[Extracted records]

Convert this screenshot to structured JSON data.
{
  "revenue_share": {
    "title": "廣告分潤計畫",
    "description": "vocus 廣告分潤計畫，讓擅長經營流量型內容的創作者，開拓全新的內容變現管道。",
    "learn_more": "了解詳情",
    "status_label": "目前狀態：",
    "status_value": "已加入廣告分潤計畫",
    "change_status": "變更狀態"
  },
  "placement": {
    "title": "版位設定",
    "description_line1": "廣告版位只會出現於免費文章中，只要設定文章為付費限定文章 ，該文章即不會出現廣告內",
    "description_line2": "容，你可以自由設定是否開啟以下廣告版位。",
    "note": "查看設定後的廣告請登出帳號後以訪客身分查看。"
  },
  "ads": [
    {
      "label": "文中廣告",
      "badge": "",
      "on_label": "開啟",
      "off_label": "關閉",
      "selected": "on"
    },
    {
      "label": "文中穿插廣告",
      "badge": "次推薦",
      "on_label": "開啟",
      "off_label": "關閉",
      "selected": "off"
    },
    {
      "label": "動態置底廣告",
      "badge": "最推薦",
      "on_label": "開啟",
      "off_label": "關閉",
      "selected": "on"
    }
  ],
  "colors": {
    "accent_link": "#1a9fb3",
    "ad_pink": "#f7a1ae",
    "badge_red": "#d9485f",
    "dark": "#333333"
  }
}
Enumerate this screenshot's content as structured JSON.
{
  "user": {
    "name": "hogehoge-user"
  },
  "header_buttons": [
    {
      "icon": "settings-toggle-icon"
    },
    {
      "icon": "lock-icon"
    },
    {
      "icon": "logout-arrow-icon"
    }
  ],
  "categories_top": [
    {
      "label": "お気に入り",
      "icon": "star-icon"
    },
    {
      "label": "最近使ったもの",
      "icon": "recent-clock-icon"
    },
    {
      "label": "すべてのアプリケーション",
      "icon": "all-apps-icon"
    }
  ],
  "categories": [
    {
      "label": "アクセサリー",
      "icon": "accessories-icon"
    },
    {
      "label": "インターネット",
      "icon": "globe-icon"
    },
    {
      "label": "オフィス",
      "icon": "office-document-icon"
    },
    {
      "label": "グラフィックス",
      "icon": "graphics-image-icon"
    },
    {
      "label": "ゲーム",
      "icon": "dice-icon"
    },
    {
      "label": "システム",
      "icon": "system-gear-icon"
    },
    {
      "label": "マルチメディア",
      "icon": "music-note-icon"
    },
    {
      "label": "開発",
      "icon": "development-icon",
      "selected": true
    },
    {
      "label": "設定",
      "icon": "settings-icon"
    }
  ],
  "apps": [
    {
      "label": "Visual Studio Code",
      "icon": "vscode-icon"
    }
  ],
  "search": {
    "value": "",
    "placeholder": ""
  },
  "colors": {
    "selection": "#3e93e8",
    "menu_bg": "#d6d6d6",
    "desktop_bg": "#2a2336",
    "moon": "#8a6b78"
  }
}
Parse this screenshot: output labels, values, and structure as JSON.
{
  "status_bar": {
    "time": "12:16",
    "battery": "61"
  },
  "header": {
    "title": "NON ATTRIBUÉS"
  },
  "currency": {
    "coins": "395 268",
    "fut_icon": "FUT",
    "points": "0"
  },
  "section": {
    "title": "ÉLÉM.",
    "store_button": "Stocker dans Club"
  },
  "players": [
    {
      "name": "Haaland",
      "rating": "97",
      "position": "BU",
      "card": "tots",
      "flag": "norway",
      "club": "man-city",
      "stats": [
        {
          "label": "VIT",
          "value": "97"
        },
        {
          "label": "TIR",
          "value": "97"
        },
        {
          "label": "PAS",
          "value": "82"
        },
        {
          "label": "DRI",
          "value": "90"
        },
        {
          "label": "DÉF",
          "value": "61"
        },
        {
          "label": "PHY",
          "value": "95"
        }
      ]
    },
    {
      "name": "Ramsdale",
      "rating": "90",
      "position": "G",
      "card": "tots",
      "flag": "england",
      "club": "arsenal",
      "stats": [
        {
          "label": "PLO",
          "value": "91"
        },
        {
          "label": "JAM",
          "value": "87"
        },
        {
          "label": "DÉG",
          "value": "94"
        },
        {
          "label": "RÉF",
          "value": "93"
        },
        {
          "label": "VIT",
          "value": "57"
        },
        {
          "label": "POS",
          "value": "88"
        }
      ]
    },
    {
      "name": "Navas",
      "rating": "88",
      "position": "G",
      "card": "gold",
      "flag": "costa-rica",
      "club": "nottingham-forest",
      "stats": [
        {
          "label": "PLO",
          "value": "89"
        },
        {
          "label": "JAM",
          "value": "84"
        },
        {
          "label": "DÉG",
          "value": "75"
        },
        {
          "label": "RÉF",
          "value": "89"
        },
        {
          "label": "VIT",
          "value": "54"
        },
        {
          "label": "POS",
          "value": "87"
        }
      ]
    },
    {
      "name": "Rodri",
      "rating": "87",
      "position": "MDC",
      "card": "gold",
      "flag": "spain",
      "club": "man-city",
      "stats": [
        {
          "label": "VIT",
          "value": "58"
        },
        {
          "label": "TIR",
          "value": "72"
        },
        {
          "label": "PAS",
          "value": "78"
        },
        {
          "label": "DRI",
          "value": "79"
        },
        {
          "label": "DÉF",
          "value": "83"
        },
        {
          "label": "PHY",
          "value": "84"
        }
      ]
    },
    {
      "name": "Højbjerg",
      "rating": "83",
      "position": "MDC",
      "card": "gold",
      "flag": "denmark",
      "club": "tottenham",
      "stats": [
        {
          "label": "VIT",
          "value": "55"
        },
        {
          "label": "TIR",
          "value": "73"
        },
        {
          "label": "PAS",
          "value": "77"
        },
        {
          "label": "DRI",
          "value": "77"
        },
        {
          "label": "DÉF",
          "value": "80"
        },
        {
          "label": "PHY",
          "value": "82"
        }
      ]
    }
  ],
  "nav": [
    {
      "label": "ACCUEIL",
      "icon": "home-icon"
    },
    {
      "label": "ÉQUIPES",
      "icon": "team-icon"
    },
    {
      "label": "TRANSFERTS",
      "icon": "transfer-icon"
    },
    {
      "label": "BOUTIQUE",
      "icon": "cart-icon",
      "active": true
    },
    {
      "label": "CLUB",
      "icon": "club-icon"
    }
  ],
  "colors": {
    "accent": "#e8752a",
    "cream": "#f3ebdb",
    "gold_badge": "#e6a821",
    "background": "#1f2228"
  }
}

[Task to carry out] Please quote the records above exactly, without skipping a line.

[Exercise result]
Convert this screenshot to structured JSON data.
{
  "revenue_share": {
    "title": "廣告分潤計畫",
    "description": "vocus 廣告分潤計畫，讓擅長經營流量型內容的創作者，開拓全新的內容變現管道。",
    "learn_more": "了解詳情",
    "status_label": "目前狀態：",
    "status_value": "已加入廣告分潤計畫",
    "change_status": "變更狀態"
  },
  "placement": {
    "title": "版位設定",
    "description_line1": "廣告版位只會出現於免費文章中，只要設定文章為付費限定文章 ，該文章即不會出現廣告內",
    "description_line2": "容，你可以自由設定是否開啟以下廣告版位。",
    "note": "查看設定後的廣告請登出帳號後以訪客身分查看。"
  },
  "ads": [
    {
      "label": "文中廣告",
      "badge": "",
      "on_label": "開啟",
      "off_label": "關閉",
      "selected": "on"
    },
    {
      "label": "文中穿插廣告",
      "badge": "次推薦",
      "on_label": "開啟",
      "off_label": "關閉",
      "selected": "off"
    },
    {
      "label": "動態置底廣告",
      "badge": "最推薦",
      "on_label": "開啟",
      "off_label": "關閉",
      "selected": "on"
    }
  ],
  "colors": {
    "accent_link": "#1a9fb3",
    "ad_pink": "#f7a1ae",
    "badge_red": "#d9485f",
    "dark": "#333333"
  }
}
Enumerate this screenshot's content as structured JSON.
{
  "user": {
    "name": "hogehoge-user"
  },
  "header_buttons": [
    {
      "icon": "settings-toggle-icon"
    },
    {
      "icon": "lock-icon"
    },
    {
      "icon": "logout-arrow-icon"
    }
  ],
  "categories_top": [
    {
      "label": "お気に入り",
      "icon": "star-icon"
    },
    {
      "label": "最近使ったもの",
      "icon": "recent-clock-icon"
    },
    {
      "label": "すべてのアプリケーション",
      "icon": "all-apps-icon"
    }
  ],
  "categories": [
    {
      "label": "アクセサリー",
      "icon": "accessories-icon"
    },
    {
      "label": "インターネット",
      "icon": "globe-icon"
    },
    {
      "label": "オフィス",
      "icon": "office-document-icon"
    },
    {
      "label": "グラフィックス",
      "icon": "graphics-image-icon"
    },
    {
      "label": "ゲーム",
      "icon": "dice-icon"
    },
    {
      "label": "システム",
      "icon": "system-gear-icon"
    },
    {
      "label": "マルチメディア",
      "icon": "music-note-icon"
    },
    {
      "label": "開発",
      "icon": "development-icon",
      "selected": true
    },
    {
      "label": "設定",
      "icon": "settings-icon"
    }
  ],
  "apps": [
    {
      "label": "Visual Studio Code",
      "icon": "vscode-icon"
    }
  ],
  "search": {
    "value": "",
    "placeholder": ""
  },
  "colors": {
    "selection": "#3e93e8",
    "menu_bg": "#d6d6d6",
    "desktop_bg": "#2a2336",
    "moon": "#8a6b78"
  }
}
Parse this screenshot: output labels, values, and structure as JSON.
{
  "status_bar": {
    "time": "12:16",
    "battery": "61"
  },
  "header": {
    "title": "NON ATTRIBUÉS"
  },
  "currency": {
    "coins": "395 268",
    "fut_icon": "FUT",
    "points": "0"
  },
  "section": {
    "title": "ÉLÉM.",
    "store_button": "Stocker dans Club"
  },
  "players": [
    {
      "name": "Haaland",
      "rating": "97",
      "position": "BU",
      "card": "tots",
      "flag": "norway",
      "club": "man-city",
      "stats": [
        {
          "label": "VIT",
          "value": "97"
        },
        {
          "label": "TIR",
          "value": "97"
        },
        {
          "label": "PAS",
          "value": "82"
        },
        {
          "label": "DRI",
          "value": "90"
        },
        {
          "label": "DÉF",
          "value": "61"
        },
        {
          "label": "PHY",
          "value": "95"
        }
      ]
    },
    {
      "name": "Ramsdale",
      "rating": "90",
      "position": "G",
      "card": "tots",
      "flag": "england",
      "club": "arsenal",
      "stats": [
        {
          "label": "PLO",
          "value": "91"
        },
        {
          "label": "JAM",
          "value": "87"
        },
        {
          "label": "DÉG",
          "value": "94"
        },
        {
          "label": "RÉF",
          "value": "93"
        },
        {
          "label": "VIT",
          "value": "57"
        },
        {
          "label": "POS",
          "value": "88"
        }
      ]
    },
    {
      "name": "Navas",
      "rating": "88",
      "position": "G",
      "card": "gold",
      "flag": "costa-rica",
      "club": "nottingham-forest",
      "stats": [
        {
          "label": "PLO",
          "value": "89"
        },
        {
          "label": "JAM",
          "value": "84"
        },
        {
          "label": "DÉG",
          "value": "75"
        },
        {
          "label": "RÉF",
          "value": "89"
        },
        {
          "label": "VIT",
          "value": "54"
        },
        {
          "label": "POS",
          "value": "87"
        }
      ]
    },
    {
      "name": "Rodri",
      "rating": "87",
      "position": "MDC",
      "card": "gold",
      "flag": "spain",
      "club": "man-city",
      "stats": [
        {
          "label": "VIT",
          "value": "58"
        },
        {
          "label": "TIR",
          "value": "72"
        },
        {
          "label": "PAS",
          "value": "78"
        },
        {
          "label": "DRI",
          "value": "79"
        },
        {
          "label": "DÉF",
          "value": "83"
        },
        {
          "label": "PHY",
          "value": "84"
        }
      ]
    },
    {
      "name": "Højbjerg",
      "rating": "83",
      "position": "MDC",
      "card": "gold",
      "flag": "denmark",
      "club": "tottenham",
      "stats": [
        {
          "label": "VIT",
          "value": "55"
        },
        {
          "label": "TIR",
          "value": "73"
        },
        {
          "label": "PAS",
          "value": "77"
        },
        {
          "label": "DRI",
          "value": "77"
        },
        {
          "label": "DÉF",
          "value": "80"
        },
        {
          "label": "PHY",
          "value": "82"
        }
      ]
    }
  ],
  "nav": [
    {
      "label": "ACCUEIL",
      "icon": "home-icon"
    },
    {
      "label": "ÉQUIPES",
      "icon": "team-icon"
    },
    {
      "label": "TRANSFERTS",
      "icon": "transfer-icon"
    },
    {
      "label": "BOUTIQUE",
      "icon": "cart-icon",
      "active": true
    },
    {
      "label": "CLUB",
      "icon": "club-icon"
    }
  ],
  "colors": {
    "accent": "#e8752a",
    "cream": "#f3ebdb",
    "gold_badge": "#e6a821",
    "background": "#1f2228"
  }
}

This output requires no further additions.